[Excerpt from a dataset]
------------------------------------------------------------

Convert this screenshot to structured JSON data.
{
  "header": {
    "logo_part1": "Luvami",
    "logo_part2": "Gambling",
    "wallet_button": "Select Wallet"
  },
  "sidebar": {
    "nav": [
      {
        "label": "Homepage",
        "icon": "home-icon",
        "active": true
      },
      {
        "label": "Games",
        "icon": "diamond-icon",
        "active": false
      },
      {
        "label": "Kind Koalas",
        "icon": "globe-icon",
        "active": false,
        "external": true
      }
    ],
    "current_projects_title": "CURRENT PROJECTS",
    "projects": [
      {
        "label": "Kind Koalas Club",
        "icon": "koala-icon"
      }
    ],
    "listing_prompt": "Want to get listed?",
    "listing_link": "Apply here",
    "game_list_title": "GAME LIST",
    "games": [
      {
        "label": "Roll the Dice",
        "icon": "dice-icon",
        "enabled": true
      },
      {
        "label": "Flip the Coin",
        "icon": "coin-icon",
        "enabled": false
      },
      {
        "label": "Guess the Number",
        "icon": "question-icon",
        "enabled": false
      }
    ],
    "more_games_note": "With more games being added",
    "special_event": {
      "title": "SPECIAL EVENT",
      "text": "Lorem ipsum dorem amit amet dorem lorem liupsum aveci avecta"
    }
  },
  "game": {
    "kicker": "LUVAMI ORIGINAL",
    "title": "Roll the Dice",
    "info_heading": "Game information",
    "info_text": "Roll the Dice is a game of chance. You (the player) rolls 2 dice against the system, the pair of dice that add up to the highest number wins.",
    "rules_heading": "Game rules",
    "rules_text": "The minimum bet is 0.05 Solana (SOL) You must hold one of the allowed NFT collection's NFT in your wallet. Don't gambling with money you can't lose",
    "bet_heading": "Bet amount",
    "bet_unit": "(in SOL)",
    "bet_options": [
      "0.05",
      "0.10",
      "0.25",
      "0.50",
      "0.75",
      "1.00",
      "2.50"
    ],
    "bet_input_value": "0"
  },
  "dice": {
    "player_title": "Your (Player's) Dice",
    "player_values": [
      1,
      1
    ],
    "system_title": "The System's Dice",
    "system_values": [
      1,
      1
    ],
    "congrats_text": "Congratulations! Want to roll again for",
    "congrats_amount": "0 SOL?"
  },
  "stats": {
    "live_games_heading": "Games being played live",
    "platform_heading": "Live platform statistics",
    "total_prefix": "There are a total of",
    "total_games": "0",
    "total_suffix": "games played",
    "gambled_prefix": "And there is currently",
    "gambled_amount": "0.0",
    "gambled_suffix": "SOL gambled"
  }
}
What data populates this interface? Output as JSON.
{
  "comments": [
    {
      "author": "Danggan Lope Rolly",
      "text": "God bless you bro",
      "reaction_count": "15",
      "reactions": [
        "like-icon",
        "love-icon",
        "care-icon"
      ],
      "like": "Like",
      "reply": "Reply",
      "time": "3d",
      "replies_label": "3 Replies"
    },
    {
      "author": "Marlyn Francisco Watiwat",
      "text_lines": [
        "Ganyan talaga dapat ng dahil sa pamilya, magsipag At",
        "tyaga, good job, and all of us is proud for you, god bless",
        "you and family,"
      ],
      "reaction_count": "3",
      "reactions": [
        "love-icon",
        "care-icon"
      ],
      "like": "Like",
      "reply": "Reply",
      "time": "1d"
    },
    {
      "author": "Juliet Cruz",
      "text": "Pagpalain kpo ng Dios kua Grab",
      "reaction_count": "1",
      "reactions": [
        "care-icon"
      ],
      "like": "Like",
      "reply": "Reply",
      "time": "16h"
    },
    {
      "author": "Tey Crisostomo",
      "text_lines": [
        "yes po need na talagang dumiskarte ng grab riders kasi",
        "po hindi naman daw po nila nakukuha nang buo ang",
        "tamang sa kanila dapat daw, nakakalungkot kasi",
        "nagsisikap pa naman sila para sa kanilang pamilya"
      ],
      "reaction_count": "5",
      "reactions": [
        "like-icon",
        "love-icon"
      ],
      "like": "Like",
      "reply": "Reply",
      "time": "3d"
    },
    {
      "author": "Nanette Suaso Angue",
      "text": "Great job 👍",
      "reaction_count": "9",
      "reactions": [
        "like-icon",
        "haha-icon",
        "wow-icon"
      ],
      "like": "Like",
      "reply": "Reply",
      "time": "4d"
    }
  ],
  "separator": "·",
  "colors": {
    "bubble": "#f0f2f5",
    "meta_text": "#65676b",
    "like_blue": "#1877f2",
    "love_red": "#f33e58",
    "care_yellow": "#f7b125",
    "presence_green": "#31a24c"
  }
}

------------------------------------------------------------

> **WHAT YOU ARE ASKED TO DO**
Show every line that contains the word "true".

> **RESPONSE**
        "active": true
        "external": true
        "enabled": true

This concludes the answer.